(INSTRUCTIONS):
1 - Answer these questions about the Photoshop custom shape tutorial:
(a) Which version of Photoshop is the author using?
(b) Which key can be pressed to select the pen tool?
(c) What opacity value is suggested for the shape 1 layer?
2 - Write the next part of the Photoshop custom shape tutorial, continuing from its final instruction.

(EXCERPTED PASSAGE):

★ ★ ★ ★

In this Instructable I will be showing you how to create and save your own usable custom shapes for use in Photoshop.
For those unfamiliar with the custom shape tool, it allows you to insert a shape in a cookie cutter fashion into your document. Some of the shapes that come with the Photoshop software include arrows, hearts, stars and other basic shapes. The picture above shows where our finished product will end up. The second picture shows what the finished product in the menu looks like saved and ready to be used on projects.
My drive to learn this skill came from the sheer annoying repetitiveness of drawing an entire shape that I use over and over again in Photoshop projects.
This Instructable is targeted towards anyone with a basic knowledge of computers. Since these instructions tell exactly where and what buttons to use for each step no prior Photoshop knowledge is necessarily required. However if you have at least a small amount of exposure to Photoshop then the process is quite a bit easier.
What you need:
- Photoshop installed on the computer you are using (I am using Adobe Photoshop CS5 for PC.)
- Desired picture/shape saved on computer and/or access to the internet in order to obtain one.
Note: For any of the pictures if something is too small to read you can click on the lowercase i in the upper left hand corner of the image to get more options for viewing sizes.
Alright let's begin!
Step 1: Import Image into Photoshop
- Select the image that you are going to convert into a custom shape.
- Go to File-->Open and navigate to the folder containing your image and double click your image. (Only if you already have your desired image saved somewhere on your computer.)
- Also if you want to use an image from the internet you can just create a new document (go to File--> New) and copy and paste the image from the source into the window.
Step 2: Select your proper tools and settings
Now that our image is in the Photoshop program we can begin working with it to create our custom shape.
- I chose my image for its relatively simple geometry, allowing easier explanation throughout this tutorial.
- Select the pen tool by either clicking the Pen tool button ( circled on the left in the first picture) or pressing the P key.
- Click the shape layers button on the pen tool bar which is the button on the left in the second picture.
- Check that the create new shape layer button is selected (should be by default) which is the button in the middle of the second picture.
- Set the layer color by clicking on the colored box next to the word color, and choose a color from the color gradient, any darker color is fine.
Step 3: Draw the main outline of the Shape
1. Click once on the outside edge of the background image as shown in the first picture.
- NOTE: My color is set to white purely for visibility in this step in the tutorial. You do not need to change your color.
- It is completely your preference how far apart you space each point, naturally the closer you go the smoother it will look, and vice-versa with placing them farther apart.
- You will notice that you cannot see the background image anymore.
- Direct your attention to the layers window, as shown in the fourth picture, which should be located in the lower right hand corner of the screen.
- Make sure the shape 1 layer is selected, change the opacity value so the overlaying image you just created is transparent, I suggest a value of around 30%
- The third picture is showing what the change should look like from 100% opacity to 30%
- Note: Also I changed my color back to black from white so I could have more contrast as I was working.
- Doing this will allow us to see the other features of the background image that we want to trace.
- Next make sure that the shape 1 layer is selected in the layers window, and click the subtract from shape area button on the top tool bar (this is the button that almost resembles a Tetris piece)

★ ★ ★ ★

Entries taken from a collection:
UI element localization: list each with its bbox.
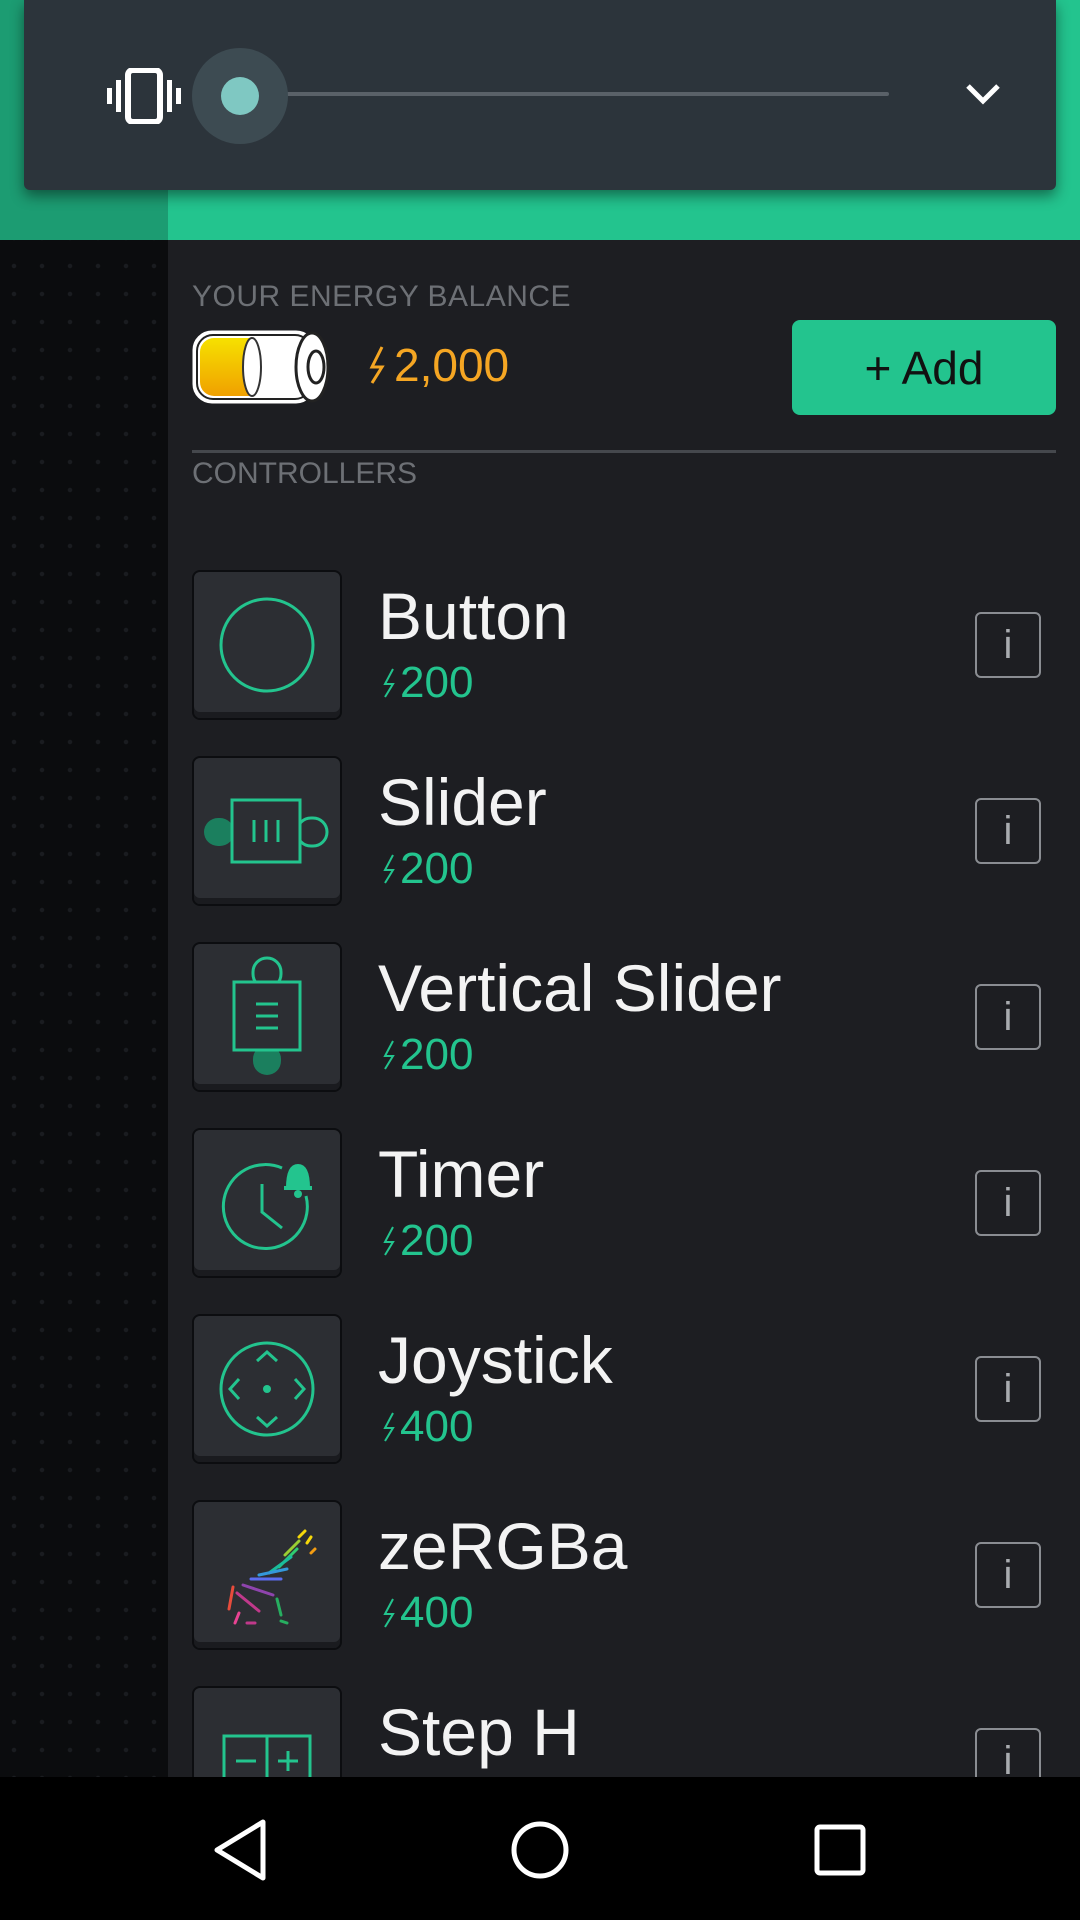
info-button[interactable]: i (975, 1542, 1041, 1608)
energy-bolt-icon (383, 668, 395, 698)
recents-icon[interactable] (795, 1805, 885, 1895)
widget-name: Step H (378, 1695, 580, 1769)
zergba-icon (192, 1500, 342, 1650)
energy-bolt-icon (383, 1226, 395, 1256)
energy-bolt-icon (369, 346, 385, 384)
volume-panel (24, 0, 1056, 190)
widget-cost-value: 400 (400, 1588, 474, 1637)
energy-bolt-icon (383, 1412, 395, 1442)
volume-slider-thumb[interactable] (221, 77, 259, 115)
widget-row-zergba[interactable]: zeRGBa 400 i (192, 1500, 1056, 1686)
widget-row-button[interactable]: Button 200 i (192, 570, 1056, 756)
widget-cost: 400 (382, 1402, 473, 1452)
widget-row-slider[interactable]: Slider 200 i (192, 756, 1056, 942)
widget-box-drawer: YOUR ENERGY BALANCE 2,000 + Add CONTROLL… (168, 240, 1080, 1777)
home-icon[interactable] (495, 1805, 585, 1895)
widget-cost: 200 (382, 844, 473, 894)
info-button[interactable]: i (975, 1356, 1041, 1422)
widget-row-step-h[interactable]: Step H i (192, 1686, 1056, 1777)
project-canvas (0, 0, 168, 1777)
widget-cost: 200 (382, 1030, 473, 1080)
widget-row-timer[interactable]: Timer 200 i (192, 1128, 1056, 1314)
battery-icon (192, 330, 334, 404)
slider-icon (192, 756, 342, 906)
widget-name: zeRGBa (378, 1509, 628, 1583)
vibrate-icon[interactable] (106, 67, 182, 125)
widget-row-vertical-slider[interactable]: Vertical Slider 200 i (192, 942, 1056, 1128)
energy-bolt-icon (383, 854, 395, 884)
widget-cost: 200 (382, 1216, 473, 1266)
widget-name: Timer (378, 1137, 545, 1211)
add-energy-button[interactable]: + Add (792, 320, 1056, 415)
widget-name: Slider (378, 765, 547, 839)
info-button[interactable]: i (975, 984, 1041, 1050)
back-icon[interactable] (196, 1805, 286, 1895)
energy-bolt-icon (383, 1040, 395, 1070)
widget-name: Button (378, 579, 569, 653)
volume-slider-track[interactable] (239, 92, 889, 96)
info-button[interactable]: i (975, 1728, 1041, 1777)
energy-amount-value: 2,000 (394, 339, 510, 391)
energy-balance-label: YOUR ENERGY BALANCE (192, 280, 572, 313)
step-h-icon (192, 1686, 342, 1777)
timer-icon (192, 1128, 342, 1278)
widget-name: Joystick (378, 1323, 613, 1397)
widget-cost: 400 (382, 1588, 473, 1638)
energy-bolt-icon (383, 1598, 395, 1628)
joystick-icon (192, 1314, 342, 1464)
button-icon (192, 570, 342, 720)
widget-list: Button 200 i Slider 200 i Vertical Slide… (192, 570, 1056, 1777)
divider (192, 450, 1056, 453)
info-button[interactable]: i (975, 1170, 1041, 1236)
widget-name: Vertical Slider (378, 951, 782, 1025)
widget-cost-value: 400 (400, 1402, 474, 1451)
section-label-controllers: CONTROLLERS (192, 457, 418, 490)
energy-amount: 2,000 (368, 338, 509, 392)
widget-cost: 200 (382, 658, 473, 708)
widget-cost-value: 200 (400, 658, 474, 707)
widget-cost-value: 200 (400, 1030, 474, 1079)
chevron-down-icon[interactable] (964, 80, 1002, 108)
widget-cost-value: 200 (400, 1216, 474, 1265)
info-button[interactable]: i (975, 798, 1041, 864)
widget-row-joystick[interactable]: Joystick 400 i (192, 1314, 1056, 1500)
info-button[interactable]: i (975, 612, 1041, 678)
vertical-slider-icon (192, 942, 342, 1092)
widget-cost-value: 200 (400, 844, 474, 893)
navigation-bar (0, 1777, 1080, 1920)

★ ★ ★ ★

(PER-TASK ANSWERS):
1 -
(a) Adobe Photoshop CS5 for PC
(b) The P key
(c) Around 30%

2 -
- Repeat steps 1 through 3 for the inside of the background images black outline as shown in the last picture.
- This essentially cuts out the inside of the shape and leaves us with the outside border.
Step 4: Draw the eyes and mouth
Now we will move our attention to the inside of the background image so that we can trace the mouth and eyes. At this point many of the steps are the same as previous procedures. They are just performed in different areas of the image.
1. Draw the mouth
- Select the Pen tool once again.
- Click on the shape 1 layer in the layers window if it is not already selected.
- Select the add shape to area button so that we are adding the black area of the mouth to our shape.
- Place a point on each corner of the mouth in the same fashion you just did for the outside edges of the image.
- Press Enter to finish the mouth part of the shape.
- The first picture corresponds to all of Step 1
- With the Pen tool still selected, click on the shape 1 layer to make sure it is active
- Select the add to shape area button
- Begin going around the outside edge of one of the eyes placing points in the same fashion as you did for the main body of the shape(as shown in picture 2).
- Press enter to finish the shape.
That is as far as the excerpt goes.